##### Task inputs #####
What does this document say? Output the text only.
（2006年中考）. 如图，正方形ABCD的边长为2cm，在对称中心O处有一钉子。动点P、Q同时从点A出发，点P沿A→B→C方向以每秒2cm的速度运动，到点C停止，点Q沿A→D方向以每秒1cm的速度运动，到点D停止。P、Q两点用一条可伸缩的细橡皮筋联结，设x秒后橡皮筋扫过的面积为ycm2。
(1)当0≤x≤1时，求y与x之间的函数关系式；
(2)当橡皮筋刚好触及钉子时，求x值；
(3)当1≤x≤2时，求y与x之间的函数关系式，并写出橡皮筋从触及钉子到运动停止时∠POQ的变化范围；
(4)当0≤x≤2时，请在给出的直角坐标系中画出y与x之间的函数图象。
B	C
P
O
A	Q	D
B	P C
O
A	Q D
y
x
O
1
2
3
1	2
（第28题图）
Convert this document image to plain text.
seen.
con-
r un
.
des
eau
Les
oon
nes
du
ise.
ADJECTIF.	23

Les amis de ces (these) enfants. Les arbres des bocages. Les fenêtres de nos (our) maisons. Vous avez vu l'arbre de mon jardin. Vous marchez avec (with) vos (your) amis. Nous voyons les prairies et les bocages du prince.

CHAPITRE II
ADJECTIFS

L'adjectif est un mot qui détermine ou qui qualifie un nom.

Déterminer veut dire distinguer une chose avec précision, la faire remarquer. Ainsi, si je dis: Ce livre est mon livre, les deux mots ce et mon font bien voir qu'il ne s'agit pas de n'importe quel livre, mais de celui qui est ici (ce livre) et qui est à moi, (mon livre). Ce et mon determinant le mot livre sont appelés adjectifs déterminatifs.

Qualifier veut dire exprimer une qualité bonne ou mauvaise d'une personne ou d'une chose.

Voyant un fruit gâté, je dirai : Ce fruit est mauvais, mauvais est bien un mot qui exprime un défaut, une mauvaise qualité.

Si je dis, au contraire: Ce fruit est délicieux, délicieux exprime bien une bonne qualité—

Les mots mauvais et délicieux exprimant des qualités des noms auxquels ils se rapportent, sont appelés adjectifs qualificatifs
#####
- Stated goal
Reproduce all the data word for word.

- Task solution
What does this document say? Output the text only.
（2006年中考）. 如图，正方形ABCD的边长为2cm，在对称中心O处有一钉子。动点P、Q同时从点A出发，点P沿A→B→C方向以每秒2cm的速度运动，到点C停止，点Q沿A→D方向以每秒1cm的速度运动，到点D停止。P、Q两点用一条可伸缩的细橡皮筋联结，设x秒后橡皮筋扫过的面积为ycm2。
(1)当0≤x≤1时，求y与x之间的函数关系式；
(2)当橡皮筋刚好触及钉子时，求x值；
(3)当1≤x≤2时，求y与x之间的函数关系式，并写出橡皮筋从触及钉子到运动停止时∠POQ的变化范围；
(4)当0≤x≤2时，请在给出的直角坐标系中画出y与x之间的函数图象。
B	C
P
O
A	Q	D
B	P C
O
A	Q D
y
x
O
1
2
3
1	2
（第28题图）
Convert this document image to plain text.
seen.
con-
r un
.
des
eau
Les
oon
nes
du
ise.
ADJECTIF.	23

Les amis de ces (these) enfants. Les arbres des bocages. Les fenêtres de nos (our) maisons. Vous avez vu l'arbre de mon jardin. Vous marchez avec (with) vos (your) amis. Nous voyons les prairies et les bocages du prince.

CHAPITRE II
ADJECTIFS

L'adjectif est un mot qui détermine ou qui qualifie un nom.

Déterminer veut dire distinguer une chose avec précision, la faire remarquer. Ainsi, si je dis: Ce livre est mon livre, les deux mots ce et mon font bien voir qu'il ne s'agit pas de n'importe quel livre, mais de celui qui est ici (ce livre) et qui est à moi, (mon livre). Ce et mon determinant le mot livre sont appelés adjectifs déterminatifs.

Qualifier veut dire exprimer une qualité bonne ou mauvaise d'une personne ou d'une chose.

Voyant un fruit gâté, je dirai : Ce fruit est mauvais, mauvais est bien un mot qui exprime un défaut, une mauvaise qualité.

Si je dis, au contraire: Ce fruit est délicieux, délicieux exprime bien une bonne qualité—

Les mots mauvais et délicieux exprimant des qualités des noms auxquels ils se rapportent, sont appelés adjectifs qualificatifs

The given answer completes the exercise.